Texto proporcionado
En relación con España, en el último tercio del siglo XIX, cuando con- templábamos nuestra propia decadencia y por todas partes se nos acosaba tratando las potencias emergentes de quedarse con los restos del Imperio, se planteó en los confines de Oceanía el contencioso con Alemania sobre la soberanía en las islas Carolinas. Los alemanes querían ocuparlas aducien-

do que nuestra presencia allí era formal y no real. Al final la mediación del Santo Padre evitó el conflicto reconociendo el fuero de España y dando el huevo a Alemania. Pero mientras, la insolente reclamación (¡ los alemanes quieren apoderarse de las Carolinas!) provocó en Madrid unos desordenes públicos de gran intensidad, con manifestaciones ante la embajada alemana con airados patriotas que, seguramente, no tenían la menor idea de donde se encontraban estas islas.

Ejercicios por resolver
1 > Copia del texto sobre las islas Carolinas el trozo que comienza en "En relación con" y acaba en "encontraban estas islas.".
2 > Prosigue con el texto sobre las islas Carolinas a partir del punto en que termina.

[Entradas de posición de cada ítem]

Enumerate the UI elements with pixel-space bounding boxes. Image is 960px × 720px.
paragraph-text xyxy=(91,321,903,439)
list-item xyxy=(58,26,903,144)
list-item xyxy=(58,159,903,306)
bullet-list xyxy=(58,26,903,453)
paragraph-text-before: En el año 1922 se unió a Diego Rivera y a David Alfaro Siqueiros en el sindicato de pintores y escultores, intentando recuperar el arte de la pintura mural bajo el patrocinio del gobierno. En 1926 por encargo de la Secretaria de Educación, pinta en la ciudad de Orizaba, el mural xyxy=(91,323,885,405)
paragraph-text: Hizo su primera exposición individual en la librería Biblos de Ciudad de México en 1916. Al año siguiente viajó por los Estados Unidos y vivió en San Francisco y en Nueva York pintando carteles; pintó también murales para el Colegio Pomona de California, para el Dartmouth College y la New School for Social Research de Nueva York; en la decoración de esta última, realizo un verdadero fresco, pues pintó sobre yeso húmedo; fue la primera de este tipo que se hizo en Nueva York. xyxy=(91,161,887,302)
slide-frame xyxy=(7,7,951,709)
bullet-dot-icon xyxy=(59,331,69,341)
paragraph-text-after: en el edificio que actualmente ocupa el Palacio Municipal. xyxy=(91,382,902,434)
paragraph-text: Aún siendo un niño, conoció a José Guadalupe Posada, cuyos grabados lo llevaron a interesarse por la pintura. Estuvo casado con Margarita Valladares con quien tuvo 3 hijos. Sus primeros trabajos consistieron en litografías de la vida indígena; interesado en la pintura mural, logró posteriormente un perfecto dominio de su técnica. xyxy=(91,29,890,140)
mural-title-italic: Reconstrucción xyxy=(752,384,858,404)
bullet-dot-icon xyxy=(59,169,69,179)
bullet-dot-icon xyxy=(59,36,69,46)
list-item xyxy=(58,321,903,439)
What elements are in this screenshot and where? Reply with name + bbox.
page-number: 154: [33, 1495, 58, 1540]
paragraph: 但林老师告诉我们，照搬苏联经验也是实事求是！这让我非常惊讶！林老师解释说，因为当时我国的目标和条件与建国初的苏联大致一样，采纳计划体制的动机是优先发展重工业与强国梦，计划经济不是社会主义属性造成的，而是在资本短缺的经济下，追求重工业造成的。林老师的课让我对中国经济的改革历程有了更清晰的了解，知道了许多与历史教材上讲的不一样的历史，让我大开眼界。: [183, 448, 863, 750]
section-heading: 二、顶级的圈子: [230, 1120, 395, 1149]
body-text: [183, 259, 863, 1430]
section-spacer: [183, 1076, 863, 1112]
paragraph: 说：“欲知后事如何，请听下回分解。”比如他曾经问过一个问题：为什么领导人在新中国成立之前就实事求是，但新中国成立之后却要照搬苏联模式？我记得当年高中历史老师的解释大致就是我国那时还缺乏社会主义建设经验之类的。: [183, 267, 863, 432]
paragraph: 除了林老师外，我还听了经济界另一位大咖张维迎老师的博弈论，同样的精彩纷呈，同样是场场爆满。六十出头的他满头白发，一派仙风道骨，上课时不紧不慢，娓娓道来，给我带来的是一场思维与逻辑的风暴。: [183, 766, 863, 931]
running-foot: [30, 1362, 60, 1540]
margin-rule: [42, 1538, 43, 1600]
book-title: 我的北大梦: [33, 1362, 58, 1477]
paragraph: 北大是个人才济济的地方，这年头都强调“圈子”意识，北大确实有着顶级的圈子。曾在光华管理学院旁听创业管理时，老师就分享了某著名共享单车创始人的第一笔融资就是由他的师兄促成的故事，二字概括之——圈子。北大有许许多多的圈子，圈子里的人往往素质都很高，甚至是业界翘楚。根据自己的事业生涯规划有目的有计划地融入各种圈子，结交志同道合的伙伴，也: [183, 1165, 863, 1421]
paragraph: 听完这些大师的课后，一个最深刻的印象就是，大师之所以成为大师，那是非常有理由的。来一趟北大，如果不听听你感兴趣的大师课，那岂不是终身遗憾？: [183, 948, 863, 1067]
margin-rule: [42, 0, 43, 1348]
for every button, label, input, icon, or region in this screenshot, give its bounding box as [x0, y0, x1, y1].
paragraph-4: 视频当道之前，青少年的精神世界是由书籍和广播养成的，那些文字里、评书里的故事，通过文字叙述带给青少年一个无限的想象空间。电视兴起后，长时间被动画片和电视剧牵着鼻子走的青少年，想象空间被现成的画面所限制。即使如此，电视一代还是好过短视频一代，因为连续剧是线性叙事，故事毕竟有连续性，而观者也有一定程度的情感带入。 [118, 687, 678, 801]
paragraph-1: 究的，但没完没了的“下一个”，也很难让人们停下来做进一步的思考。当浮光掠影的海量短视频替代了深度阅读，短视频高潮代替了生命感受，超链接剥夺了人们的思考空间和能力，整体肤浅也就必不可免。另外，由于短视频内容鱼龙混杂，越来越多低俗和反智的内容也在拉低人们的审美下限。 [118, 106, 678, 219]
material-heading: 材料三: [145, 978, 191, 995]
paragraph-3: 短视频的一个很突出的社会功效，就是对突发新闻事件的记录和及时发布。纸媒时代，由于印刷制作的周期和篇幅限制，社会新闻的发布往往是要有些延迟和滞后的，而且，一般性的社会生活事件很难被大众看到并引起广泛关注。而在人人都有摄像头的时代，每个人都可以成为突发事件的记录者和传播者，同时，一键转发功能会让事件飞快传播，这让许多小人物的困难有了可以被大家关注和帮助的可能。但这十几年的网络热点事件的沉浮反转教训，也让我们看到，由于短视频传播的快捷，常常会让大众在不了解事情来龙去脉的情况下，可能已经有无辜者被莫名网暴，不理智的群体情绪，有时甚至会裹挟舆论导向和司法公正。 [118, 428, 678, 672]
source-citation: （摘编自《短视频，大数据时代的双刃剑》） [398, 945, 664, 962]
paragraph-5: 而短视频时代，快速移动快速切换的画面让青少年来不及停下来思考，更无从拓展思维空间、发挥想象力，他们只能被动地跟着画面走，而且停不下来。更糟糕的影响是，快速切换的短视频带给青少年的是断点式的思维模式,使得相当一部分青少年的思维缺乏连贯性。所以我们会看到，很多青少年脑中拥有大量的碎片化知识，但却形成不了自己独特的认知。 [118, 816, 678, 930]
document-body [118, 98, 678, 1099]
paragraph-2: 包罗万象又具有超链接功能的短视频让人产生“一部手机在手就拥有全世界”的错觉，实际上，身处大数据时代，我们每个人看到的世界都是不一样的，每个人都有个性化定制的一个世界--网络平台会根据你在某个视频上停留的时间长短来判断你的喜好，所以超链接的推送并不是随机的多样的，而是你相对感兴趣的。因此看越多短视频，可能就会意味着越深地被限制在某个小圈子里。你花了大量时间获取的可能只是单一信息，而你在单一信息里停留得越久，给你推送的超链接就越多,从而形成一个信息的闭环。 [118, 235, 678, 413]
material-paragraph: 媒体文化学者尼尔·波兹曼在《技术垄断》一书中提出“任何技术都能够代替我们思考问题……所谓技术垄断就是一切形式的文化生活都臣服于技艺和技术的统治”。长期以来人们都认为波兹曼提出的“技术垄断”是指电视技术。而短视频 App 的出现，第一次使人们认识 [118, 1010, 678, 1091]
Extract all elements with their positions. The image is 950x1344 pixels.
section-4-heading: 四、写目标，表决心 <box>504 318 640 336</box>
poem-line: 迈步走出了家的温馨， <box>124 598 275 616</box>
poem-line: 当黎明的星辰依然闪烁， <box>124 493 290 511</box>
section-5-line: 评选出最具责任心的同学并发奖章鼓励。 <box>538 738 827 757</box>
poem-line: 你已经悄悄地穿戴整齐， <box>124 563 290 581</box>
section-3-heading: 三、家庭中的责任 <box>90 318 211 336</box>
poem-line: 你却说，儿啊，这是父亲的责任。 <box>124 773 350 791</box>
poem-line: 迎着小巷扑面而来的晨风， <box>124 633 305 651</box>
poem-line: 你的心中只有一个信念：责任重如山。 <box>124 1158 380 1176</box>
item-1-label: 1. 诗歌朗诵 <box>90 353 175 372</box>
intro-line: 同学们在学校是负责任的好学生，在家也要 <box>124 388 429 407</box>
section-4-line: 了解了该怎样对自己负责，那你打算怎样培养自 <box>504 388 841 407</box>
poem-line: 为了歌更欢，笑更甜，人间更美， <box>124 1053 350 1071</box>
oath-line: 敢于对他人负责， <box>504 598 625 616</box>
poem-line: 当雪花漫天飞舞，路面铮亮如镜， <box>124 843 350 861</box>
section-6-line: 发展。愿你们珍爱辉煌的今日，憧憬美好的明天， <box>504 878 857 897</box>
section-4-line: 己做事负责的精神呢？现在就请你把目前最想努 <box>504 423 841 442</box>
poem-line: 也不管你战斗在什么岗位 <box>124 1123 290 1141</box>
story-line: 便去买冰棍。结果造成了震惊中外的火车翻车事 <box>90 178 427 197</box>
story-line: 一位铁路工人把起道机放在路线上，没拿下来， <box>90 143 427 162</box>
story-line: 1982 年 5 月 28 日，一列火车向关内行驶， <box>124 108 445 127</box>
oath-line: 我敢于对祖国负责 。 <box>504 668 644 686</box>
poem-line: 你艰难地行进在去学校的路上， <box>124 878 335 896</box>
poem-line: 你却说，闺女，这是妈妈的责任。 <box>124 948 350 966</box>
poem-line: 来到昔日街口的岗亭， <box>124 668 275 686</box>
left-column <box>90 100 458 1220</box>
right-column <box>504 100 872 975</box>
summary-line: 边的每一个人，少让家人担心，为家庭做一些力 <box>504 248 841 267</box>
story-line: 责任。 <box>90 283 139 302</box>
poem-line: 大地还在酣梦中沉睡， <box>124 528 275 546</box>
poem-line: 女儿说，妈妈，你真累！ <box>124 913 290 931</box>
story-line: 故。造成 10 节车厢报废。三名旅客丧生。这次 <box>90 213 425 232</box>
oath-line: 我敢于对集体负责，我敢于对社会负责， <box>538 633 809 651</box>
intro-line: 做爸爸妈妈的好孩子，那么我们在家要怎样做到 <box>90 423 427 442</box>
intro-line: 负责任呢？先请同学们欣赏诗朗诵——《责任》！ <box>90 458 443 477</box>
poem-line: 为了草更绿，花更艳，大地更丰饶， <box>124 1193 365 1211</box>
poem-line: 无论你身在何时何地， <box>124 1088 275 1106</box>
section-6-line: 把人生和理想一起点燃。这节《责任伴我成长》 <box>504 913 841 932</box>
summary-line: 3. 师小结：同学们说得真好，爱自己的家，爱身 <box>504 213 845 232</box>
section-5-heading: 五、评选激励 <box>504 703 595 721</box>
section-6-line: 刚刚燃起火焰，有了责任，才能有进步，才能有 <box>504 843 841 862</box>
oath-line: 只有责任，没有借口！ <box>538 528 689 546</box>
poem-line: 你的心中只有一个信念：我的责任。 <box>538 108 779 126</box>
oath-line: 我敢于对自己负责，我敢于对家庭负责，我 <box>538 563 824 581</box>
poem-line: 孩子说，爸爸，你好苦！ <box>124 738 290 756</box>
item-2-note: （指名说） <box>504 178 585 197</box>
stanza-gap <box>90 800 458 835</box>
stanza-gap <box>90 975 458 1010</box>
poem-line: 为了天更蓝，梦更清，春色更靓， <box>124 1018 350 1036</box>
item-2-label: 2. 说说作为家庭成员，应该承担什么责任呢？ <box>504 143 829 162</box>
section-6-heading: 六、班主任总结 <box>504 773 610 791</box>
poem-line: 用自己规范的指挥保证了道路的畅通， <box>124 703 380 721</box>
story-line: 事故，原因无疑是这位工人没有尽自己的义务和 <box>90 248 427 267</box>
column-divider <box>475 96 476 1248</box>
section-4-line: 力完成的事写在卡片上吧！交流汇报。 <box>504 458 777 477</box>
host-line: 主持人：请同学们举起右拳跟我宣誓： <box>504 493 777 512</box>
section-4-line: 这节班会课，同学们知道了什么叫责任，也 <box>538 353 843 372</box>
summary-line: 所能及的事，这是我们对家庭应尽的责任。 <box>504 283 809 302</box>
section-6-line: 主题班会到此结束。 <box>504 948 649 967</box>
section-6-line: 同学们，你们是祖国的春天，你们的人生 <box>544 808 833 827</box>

Respuestas dadas
1 >
En relación con España, en el último tercio del siglo XIX, cuando con- templábamos nuestra propia decadencia y por todas partes se nos acosaba tratando las potencias emergentes de quedarse con los restos del Imperio, se planteó en los confines de Oceanía el contencioso con Alemania sobre la soberanía en las islas Carolinas. Los alemanes querían ocuparlas aducien-

do que nuestra presencia allí era formal y no real. Al final la mediación del Santo Padre evitó el conflicto reconociendo el fuero de España y dando el huevo a Alemania. Pero mientras, la insolente reclamación (¡ los alemanes quieren apoderarse de las Carolinas!) provocó en Madrid unos desordenes públicos de gran intensidad, con manifestaciones ante la embajada alemana con airados patriotas que, seguramente, no tenían la menor idea de donde se encontraban estas islas.

2 >
Este patriotismo peyorativo podría calificarse como patrioterismo. Hay que dar cauce a la patria, ciertamente, pero no desbocarla; sus intereses vitales se salvaguardan con sentido común y realismo, no con aproximaciones viscerales que se expanden en una atmósfera política y mediática volátil. Conviene tenerlo en cuenta, porque nuestro país, territorialmente, no está consolidado. Hay países que tienen una dimensión territorial establecida, consolidada; pero España es un país, que por activa y por pasiva, no goza de esa cualidad.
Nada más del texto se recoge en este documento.